> _THE EXERCISE_
Restate all of the data exactly.

***** DATA PROVIDED

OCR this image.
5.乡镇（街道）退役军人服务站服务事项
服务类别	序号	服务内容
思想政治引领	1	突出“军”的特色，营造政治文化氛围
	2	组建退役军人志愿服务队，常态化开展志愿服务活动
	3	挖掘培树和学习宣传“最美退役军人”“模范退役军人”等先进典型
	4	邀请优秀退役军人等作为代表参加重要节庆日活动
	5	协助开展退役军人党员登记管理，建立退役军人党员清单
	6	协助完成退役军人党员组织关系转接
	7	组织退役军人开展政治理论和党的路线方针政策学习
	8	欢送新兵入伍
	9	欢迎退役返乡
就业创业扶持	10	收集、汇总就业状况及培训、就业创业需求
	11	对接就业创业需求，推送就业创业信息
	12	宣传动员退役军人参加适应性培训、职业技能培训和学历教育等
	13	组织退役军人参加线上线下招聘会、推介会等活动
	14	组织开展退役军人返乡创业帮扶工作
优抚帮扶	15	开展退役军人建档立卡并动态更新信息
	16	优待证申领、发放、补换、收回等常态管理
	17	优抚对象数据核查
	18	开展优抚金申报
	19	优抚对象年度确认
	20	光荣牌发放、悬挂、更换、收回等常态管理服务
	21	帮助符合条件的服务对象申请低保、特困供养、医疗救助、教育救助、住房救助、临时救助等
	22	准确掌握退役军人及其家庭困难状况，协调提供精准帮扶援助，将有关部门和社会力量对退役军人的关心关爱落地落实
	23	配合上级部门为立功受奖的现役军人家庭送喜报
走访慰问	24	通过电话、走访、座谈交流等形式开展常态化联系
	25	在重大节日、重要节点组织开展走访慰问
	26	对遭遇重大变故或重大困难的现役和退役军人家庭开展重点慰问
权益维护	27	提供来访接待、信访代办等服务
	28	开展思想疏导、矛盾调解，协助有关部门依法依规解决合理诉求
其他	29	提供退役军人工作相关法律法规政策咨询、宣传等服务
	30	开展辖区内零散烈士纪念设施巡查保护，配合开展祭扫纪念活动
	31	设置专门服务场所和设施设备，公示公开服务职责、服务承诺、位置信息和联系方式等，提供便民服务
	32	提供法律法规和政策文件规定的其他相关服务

**********

> _ANSWER FOR THE TASK_
OCR this image.
5.乡镇（街道）退役军人服务站服务事项
服务类别	序号	服务内容
思想政治引领	1	突出“军”的特色，营造政治文化氛围
	2	组建退役军人志愿服务队，常态化开展志愿服务活动
	3	挖掘培树和学习宣传“最美退役军人”“模范退役军人”等先进典型
	4	邀请优秀退役军人等作为代表参加重要节庆日活动
	5	协助开展退役军人党员登记管理，建立退役军人党员清单
	6	协助完成退役军人党员组织关系转接
	7	组织退役军人开展政治理论和党的路线方针政策学习
	8	欢送新兵入伍
	9	欢迎退役返乡
就业创业扶持	10	收集、汇总就业状况及培训、就业创业需求
	11	对接就业创业需求，推送就业创业信息
	12	宣传动员退役军人参加适应性培训、职业技能培训和学历教育等
	13	组织退役军人参加线上线下招聘会、推介会等活动
	14	组织开展退役军人返乡创业帮扶工作
优抚帮扶	15	开展退役军人建档立卡并动态更新信息
	16	优待证申领、发放、补换、收回等常态管理
	17	优抚对象数据核查
	18	开展优抚金申报
	19	优抚对象年度确认
	20	光荣牌发放、悬挂、更换、收回等常态管理服务
	21	帮助符合条件的服务对象申请低保、特困供养、医疗救助、教育救助、住房救助、临时救助等
	22	准确掌握退役军人及其家庭困难状况，协调提供精准帮扶援助，将有关部门和社会力量对退役军人的关心关爱落地落实
	23	配合上级部门为立功受奖的现役军人家庭送喜报
走访慰问	24	通过电话、走访、座谈交流等形式开展常态化联系
	25	在重大节日、重要节点组织开展走访慰问
	26	对遭遇重大变故或重大困难的现役和退役军人家庭开展重点慰问
权益维护	27	提供来访接待、信访代办等服务
	28	开展思想疏导、矛盾调解，协助有关部门依法依规解决合理诉求
其他	29	提供退役军人工作相关法律法规政策咨询、宣传等服务
	30	开展辖区内零散烈士纪念设施巡查保护，配合开展祭扫纪念活动
	31	设置专门服务场所和设施设备，公示公开服务职责、服务承诺、位置信息和联系方式等，提供便民服务
	32	提供法律法规和政策文件规定的其他相关服务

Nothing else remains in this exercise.